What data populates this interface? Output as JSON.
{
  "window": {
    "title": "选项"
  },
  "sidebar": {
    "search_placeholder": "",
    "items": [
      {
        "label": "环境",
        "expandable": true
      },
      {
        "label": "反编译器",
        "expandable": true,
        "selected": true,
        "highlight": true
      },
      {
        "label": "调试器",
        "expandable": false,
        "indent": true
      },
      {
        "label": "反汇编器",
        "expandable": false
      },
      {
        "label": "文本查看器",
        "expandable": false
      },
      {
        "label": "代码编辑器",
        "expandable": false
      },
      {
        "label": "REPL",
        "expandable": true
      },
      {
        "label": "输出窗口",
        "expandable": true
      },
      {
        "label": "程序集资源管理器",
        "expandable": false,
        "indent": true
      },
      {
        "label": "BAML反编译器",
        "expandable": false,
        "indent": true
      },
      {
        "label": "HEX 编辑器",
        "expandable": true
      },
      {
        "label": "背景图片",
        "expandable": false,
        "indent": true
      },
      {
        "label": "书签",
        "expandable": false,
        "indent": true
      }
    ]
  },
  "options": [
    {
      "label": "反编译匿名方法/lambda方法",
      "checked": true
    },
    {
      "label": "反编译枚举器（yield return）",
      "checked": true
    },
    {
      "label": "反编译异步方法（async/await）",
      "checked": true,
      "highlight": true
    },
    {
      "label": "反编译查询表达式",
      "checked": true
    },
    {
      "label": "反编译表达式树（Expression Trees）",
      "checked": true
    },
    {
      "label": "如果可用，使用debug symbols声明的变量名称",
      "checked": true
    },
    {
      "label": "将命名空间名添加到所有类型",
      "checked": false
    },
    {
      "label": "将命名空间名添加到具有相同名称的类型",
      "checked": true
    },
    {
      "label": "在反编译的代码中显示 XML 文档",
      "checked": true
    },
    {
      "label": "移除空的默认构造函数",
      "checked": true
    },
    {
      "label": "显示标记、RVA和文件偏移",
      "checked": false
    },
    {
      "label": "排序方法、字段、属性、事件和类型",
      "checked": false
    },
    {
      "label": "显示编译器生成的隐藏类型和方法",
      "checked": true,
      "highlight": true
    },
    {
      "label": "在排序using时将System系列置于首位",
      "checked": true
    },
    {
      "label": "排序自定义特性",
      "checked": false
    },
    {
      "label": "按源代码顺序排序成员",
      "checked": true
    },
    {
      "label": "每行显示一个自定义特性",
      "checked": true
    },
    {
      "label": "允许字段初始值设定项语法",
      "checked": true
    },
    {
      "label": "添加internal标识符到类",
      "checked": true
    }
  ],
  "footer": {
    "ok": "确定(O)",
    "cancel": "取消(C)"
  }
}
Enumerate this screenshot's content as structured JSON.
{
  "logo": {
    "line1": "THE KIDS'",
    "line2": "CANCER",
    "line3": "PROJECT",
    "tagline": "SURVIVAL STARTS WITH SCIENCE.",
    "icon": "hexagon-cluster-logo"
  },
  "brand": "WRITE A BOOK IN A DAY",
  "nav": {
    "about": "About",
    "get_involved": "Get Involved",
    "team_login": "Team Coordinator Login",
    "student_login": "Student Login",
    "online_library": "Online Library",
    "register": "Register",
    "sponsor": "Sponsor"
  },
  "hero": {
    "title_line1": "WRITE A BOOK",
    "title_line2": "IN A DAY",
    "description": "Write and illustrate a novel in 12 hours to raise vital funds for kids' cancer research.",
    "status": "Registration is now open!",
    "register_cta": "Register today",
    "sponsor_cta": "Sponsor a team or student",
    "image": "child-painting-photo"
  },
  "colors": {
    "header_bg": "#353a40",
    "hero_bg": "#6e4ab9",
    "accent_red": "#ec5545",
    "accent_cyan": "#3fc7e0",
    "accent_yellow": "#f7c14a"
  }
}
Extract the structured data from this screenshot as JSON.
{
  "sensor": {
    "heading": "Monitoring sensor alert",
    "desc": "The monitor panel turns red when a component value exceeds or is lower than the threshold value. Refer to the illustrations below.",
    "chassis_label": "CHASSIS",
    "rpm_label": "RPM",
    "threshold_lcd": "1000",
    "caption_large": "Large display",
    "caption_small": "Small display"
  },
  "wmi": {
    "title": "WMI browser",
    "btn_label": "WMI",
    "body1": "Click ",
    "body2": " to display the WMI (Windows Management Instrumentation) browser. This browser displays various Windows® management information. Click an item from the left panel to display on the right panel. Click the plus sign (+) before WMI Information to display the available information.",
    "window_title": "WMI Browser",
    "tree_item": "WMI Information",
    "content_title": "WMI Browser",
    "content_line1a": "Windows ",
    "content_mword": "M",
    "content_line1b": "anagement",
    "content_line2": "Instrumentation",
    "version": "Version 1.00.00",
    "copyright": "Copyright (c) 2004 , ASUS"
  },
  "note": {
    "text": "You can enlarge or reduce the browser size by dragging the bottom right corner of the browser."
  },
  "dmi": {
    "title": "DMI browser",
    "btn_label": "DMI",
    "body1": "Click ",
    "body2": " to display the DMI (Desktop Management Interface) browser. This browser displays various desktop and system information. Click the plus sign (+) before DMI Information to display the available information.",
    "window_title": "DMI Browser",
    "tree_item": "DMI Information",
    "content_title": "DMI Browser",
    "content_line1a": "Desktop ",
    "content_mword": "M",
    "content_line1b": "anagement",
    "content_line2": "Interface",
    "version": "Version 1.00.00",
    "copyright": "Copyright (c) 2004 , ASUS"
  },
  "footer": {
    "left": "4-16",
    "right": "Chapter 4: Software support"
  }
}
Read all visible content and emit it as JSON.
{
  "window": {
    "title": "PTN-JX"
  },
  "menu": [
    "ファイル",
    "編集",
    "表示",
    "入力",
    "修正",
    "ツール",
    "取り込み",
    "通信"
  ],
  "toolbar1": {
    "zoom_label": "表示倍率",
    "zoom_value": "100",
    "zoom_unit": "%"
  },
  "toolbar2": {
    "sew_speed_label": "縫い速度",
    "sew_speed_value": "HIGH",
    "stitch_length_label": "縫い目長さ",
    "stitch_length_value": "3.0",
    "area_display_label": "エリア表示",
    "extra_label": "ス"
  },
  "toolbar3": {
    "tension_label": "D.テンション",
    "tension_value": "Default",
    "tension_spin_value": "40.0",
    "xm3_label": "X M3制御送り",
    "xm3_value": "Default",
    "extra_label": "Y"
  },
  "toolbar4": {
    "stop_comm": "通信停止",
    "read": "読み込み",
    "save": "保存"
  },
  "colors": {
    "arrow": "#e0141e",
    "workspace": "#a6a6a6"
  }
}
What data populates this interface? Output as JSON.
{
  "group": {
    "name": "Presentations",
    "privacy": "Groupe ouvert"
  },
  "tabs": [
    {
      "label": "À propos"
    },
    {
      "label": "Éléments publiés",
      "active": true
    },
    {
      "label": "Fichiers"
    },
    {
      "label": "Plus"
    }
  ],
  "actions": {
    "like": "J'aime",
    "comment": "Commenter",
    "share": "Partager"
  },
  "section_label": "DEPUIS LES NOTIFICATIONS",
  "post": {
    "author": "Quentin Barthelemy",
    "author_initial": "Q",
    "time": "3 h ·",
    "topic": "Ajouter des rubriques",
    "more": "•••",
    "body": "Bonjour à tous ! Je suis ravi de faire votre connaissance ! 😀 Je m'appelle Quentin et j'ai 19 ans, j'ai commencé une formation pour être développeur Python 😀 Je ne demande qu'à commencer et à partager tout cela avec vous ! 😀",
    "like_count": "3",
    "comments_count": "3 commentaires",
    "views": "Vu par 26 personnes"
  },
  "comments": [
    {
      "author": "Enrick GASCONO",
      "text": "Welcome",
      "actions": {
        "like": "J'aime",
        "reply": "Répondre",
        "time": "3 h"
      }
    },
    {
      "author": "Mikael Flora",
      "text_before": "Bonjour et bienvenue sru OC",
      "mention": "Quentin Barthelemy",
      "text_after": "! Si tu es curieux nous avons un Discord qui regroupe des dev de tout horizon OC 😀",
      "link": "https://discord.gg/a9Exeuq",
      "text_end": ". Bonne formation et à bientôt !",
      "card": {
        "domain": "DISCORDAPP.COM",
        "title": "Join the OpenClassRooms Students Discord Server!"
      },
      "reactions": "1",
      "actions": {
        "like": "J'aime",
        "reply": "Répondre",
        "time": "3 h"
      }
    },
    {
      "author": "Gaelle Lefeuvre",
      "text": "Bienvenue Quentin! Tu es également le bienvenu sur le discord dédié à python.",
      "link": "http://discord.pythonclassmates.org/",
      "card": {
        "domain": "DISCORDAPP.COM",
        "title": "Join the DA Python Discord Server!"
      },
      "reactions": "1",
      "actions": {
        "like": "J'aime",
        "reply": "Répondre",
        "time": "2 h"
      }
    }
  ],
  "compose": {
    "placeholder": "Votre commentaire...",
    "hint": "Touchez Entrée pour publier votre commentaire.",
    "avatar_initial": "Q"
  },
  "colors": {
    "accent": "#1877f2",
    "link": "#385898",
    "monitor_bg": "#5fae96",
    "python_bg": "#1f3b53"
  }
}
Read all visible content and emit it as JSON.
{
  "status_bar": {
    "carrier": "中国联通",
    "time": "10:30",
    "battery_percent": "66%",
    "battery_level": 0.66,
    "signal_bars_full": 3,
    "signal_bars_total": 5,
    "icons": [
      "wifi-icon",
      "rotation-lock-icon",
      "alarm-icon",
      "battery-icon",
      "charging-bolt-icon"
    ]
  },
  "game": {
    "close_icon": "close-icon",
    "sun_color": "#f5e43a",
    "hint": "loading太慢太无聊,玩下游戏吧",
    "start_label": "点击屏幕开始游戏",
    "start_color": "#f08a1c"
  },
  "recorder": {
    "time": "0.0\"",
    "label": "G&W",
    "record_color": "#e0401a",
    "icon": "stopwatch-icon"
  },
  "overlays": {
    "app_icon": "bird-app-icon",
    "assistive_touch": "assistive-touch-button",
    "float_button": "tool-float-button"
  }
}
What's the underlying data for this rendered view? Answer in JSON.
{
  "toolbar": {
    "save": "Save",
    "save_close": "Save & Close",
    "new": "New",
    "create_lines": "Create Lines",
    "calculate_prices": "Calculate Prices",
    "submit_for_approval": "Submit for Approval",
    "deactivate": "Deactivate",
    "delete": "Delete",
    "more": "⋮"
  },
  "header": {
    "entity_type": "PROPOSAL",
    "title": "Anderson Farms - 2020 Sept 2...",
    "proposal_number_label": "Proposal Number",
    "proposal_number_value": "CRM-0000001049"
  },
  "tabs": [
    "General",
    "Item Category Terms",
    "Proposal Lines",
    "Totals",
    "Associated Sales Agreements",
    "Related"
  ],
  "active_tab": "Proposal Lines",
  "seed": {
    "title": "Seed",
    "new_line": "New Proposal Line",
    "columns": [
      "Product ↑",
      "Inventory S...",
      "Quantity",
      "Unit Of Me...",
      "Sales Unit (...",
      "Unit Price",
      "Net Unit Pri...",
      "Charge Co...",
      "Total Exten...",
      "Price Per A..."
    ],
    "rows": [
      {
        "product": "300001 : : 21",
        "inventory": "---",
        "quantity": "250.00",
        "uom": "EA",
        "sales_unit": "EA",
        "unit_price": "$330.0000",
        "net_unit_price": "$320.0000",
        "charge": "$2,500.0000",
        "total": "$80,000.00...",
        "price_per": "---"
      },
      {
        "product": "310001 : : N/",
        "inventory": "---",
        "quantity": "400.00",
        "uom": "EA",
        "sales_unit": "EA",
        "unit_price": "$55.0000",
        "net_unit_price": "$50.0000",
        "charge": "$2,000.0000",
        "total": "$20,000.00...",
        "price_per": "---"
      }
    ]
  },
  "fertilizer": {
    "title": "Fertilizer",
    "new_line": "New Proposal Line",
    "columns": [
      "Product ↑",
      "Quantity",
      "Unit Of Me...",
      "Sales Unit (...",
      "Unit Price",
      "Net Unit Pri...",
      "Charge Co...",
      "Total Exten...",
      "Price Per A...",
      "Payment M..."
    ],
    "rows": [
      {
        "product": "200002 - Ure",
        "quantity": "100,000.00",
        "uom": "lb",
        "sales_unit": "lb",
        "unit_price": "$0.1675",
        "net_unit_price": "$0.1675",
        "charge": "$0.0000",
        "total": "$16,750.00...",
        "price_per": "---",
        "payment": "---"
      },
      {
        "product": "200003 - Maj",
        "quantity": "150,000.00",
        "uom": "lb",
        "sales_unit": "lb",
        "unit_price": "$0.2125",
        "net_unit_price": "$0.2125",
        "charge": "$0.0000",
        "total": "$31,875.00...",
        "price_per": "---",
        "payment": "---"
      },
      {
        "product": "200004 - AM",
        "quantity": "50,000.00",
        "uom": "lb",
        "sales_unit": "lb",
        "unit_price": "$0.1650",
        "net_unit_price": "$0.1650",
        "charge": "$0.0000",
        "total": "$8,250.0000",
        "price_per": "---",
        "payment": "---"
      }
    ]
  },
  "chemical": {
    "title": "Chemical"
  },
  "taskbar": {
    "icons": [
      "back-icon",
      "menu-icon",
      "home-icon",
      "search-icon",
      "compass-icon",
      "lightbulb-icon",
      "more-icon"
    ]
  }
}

**EXERCISE BRIEF**
From the listing above, pick out each line where the word "Lines" appears.

**REPLY TO THE EXERCISE**
    "create_lines": "Create Lines",
    "Proposal Lines",
  "active_tab": "Proposal Lines",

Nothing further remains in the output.